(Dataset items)
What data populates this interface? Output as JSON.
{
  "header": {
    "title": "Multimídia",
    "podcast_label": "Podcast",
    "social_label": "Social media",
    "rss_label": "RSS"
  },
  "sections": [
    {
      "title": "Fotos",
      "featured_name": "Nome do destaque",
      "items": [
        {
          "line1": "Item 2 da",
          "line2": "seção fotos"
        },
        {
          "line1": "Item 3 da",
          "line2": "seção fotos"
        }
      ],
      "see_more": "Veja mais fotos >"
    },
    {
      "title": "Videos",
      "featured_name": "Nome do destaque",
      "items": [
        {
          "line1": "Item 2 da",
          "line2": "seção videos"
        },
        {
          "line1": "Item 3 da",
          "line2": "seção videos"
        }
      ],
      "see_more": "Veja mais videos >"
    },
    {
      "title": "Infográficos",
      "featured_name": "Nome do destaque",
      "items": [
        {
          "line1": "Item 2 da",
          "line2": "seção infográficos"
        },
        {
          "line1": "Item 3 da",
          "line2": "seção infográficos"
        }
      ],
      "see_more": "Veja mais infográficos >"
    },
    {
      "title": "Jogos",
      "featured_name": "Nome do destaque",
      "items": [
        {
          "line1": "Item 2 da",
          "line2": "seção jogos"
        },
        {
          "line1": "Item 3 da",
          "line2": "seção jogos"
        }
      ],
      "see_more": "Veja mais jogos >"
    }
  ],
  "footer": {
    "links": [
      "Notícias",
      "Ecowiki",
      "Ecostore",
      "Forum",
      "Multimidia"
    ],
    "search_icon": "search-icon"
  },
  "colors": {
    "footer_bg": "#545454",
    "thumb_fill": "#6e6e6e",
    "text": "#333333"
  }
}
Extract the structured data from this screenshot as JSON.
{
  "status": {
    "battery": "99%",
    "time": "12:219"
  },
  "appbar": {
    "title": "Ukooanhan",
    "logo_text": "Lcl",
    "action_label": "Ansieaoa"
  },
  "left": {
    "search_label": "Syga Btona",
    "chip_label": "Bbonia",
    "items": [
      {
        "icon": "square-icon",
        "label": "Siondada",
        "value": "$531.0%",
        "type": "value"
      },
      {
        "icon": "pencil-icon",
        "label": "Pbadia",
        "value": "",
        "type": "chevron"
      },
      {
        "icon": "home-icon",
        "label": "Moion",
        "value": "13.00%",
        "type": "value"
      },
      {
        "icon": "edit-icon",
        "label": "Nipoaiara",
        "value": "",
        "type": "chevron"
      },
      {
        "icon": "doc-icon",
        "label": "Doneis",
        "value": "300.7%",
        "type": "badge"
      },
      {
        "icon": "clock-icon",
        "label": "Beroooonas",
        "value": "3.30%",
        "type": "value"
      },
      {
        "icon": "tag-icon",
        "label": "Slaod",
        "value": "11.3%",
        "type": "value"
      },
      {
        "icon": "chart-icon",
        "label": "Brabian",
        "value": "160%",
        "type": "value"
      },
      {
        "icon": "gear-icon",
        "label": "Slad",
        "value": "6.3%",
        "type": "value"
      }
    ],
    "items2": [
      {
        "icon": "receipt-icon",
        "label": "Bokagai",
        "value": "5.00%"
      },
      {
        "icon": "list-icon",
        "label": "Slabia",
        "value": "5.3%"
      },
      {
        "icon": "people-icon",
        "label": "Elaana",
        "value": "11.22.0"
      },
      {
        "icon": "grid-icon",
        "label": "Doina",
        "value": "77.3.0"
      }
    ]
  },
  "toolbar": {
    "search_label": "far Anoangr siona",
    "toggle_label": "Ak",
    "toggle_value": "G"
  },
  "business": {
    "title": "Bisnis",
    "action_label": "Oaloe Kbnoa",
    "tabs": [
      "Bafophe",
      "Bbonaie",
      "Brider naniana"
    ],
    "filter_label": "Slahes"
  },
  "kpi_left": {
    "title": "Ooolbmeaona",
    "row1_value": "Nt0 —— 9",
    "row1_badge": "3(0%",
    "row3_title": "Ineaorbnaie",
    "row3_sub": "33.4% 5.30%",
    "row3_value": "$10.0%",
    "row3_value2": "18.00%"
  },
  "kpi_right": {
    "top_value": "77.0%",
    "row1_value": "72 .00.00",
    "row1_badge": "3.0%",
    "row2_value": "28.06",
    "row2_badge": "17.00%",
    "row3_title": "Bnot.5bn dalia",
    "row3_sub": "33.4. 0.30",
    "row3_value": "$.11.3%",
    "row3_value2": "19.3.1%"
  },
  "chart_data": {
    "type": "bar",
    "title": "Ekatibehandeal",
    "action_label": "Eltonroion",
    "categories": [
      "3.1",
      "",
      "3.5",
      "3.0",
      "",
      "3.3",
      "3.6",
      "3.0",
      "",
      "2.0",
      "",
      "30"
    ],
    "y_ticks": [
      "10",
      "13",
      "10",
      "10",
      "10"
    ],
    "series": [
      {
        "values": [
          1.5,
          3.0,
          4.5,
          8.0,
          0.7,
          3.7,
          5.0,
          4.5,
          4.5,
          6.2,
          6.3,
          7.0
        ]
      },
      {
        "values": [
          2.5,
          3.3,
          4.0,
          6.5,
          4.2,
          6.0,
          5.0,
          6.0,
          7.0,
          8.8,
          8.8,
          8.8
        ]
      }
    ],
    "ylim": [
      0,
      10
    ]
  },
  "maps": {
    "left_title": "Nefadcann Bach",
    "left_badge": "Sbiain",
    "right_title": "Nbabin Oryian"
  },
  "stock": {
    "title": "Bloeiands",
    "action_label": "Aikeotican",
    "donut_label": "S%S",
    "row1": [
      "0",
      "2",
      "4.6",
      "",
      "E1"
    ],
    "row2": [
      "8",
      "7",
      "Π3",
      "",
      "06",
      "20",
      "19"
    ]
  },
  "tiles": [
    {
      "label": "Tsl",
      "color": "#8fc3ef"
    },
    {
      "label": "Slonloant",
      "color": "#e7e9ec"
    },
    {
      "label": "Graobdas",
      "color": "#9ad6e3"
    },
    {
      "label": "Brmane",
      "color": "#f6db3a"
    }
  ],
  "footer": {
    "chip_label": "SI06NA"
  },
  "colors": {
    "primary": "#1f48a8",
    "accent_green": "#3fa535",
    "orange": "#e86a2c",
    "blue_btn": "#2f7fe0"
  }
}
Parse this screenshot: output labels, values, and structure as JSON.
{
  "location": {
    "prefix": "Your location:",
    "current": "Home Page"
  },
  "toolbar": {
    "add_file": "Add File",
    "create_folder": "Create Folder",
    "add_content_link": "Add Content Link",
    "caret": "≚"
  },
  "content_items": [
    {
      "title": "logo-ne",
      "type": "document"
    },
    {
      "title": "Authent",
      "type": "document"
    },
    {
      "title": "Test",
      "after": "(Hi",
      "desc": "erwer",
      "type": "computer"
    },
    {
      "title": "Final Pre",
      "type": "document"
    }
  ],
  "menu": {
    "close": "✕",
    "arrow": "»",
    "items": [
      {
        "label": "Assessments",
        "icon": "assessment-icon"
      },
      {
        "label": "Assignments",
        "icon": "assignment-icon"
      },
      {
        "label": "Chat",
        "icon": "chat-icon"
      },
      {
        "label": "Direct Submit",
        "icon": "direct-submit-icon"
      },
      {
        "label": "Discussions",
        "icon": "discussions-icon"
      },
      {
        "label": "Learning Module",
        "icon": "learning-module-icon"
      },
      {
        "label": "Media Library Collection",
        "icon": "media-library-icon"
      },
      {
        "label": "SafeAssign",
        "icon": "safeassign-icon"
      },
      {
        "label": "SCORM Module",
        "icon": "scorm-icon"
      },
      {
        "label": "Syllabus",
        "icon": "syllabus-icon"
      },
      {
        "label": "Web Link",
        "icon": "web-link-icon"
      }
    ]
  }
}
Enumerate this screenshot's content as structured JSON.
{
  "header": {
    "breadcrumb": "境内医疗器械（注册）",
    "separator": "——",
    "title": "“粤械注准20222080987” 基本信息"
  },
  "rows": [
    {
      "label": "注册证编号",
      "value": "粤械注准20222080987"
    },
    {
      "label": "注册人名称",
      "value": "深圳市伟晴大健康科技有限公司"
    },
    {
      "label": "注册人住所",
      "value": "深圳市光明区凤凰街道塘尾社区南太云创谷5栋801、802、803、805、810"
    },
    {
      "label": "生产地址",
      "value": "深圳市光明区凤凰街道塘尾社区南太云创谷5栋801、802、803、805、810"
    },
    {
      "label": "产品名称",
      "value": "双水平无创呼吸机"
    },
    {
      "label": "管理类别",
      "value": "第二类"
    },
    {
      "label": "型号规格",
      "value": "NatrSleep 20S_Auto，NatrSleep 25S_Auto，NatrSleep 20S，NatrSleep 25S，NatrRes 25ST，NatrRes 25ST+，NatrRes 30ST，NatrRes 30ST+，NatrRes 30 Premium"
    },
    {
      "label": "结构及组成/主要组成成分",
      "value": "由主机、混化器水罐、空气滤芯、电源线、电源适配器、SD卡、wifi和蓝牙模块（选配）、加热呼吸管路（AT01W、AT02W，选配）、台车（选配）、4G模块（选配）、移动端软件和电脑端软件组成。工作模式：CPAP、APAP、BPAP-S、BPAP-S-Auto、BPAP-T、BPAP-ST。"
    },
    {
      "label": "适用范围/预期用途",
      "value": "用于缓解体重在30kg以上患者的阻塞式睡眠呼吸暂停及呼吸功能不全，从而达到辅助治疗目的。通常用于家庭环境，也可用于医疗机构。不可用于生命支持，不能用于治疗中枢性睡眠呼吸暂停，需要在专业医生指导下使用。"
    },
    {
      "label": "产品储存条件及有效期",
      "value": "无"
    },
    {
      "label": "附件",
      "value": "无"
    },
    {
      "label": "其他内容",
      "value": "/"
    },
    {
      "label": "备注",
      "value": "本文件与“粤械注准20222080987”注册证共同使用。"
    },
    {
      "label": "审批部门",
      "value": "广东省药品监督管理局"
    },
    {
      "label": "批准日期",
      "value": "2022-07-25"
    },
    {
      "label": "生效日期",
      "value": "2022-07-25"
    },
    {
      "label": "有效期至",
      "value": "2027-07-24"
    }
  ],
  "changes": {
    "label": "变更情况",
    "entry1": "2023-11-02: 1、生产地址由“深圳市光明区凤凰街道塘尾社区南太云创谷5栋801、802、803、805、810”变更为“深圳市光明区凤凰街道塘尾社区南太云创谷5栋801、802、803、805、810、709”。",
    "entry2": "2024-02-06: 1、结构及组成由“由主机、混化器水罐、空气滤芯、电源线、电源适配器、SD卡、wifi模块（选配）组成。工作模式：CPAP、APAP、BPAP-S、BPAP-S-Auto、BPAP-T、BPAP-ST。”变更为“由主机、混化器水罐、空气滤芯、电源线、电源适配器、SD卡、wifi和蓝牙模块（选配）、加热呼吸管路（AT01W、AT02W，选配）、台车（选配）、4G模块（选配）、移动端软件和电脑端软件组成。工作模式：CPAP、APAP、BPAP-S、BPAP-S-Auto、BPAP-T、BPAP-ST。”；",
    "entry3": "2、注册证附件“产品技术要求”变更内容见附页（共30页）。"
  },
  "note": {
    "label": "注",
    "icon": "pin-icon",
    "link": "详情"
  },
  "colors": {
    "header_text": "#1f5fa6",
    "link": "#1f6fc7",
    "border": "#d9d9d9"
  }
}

* **WHAT NEEDS TO BE DONE**
Isolate each line of the listing above that includes "wifi和蓝牙模块". Copy it.

* **THE ANSWER**
      "value": "由主机、混化器水罐、空气滤芯、电源线、电源适配器、SD卡、wifi和蓝牙模块（选配）、加热呼吸管路（AT01W、AT02W，选配）、台车（选配）、4G模块（选配）、移动端软件和电脑端软件组成。工作模式：CPAP、APAP、BPAP-S、BPAP-S-Auto、BPAP-T、BPAP-ST。"
    "entry2": "2024-02-06: 1、结构及组成由“由主机、混化器水罐、空气滤芯、电源线、电源适配器、SD卡、wifi模块（选配）组成。工作模式：CPAP、APAP、BPAP-S、BPAP-S-Auto、BPAP-T、BPAP-ST。”变更为“由主机、混化器水罐、空气滤芯、电源线、电源适配器、SD卡、wifi和蓝牙模块（选配）、加热呼吸管路（AT01W、AT02W，选配）、台车（选配）、4G模块（选配）、移动端软件和电脑端软件组成。工作模式：CPAP、APAP、BPAP-S、BPAP-S-Auto、BPAP-T、BPAP-ST。”；",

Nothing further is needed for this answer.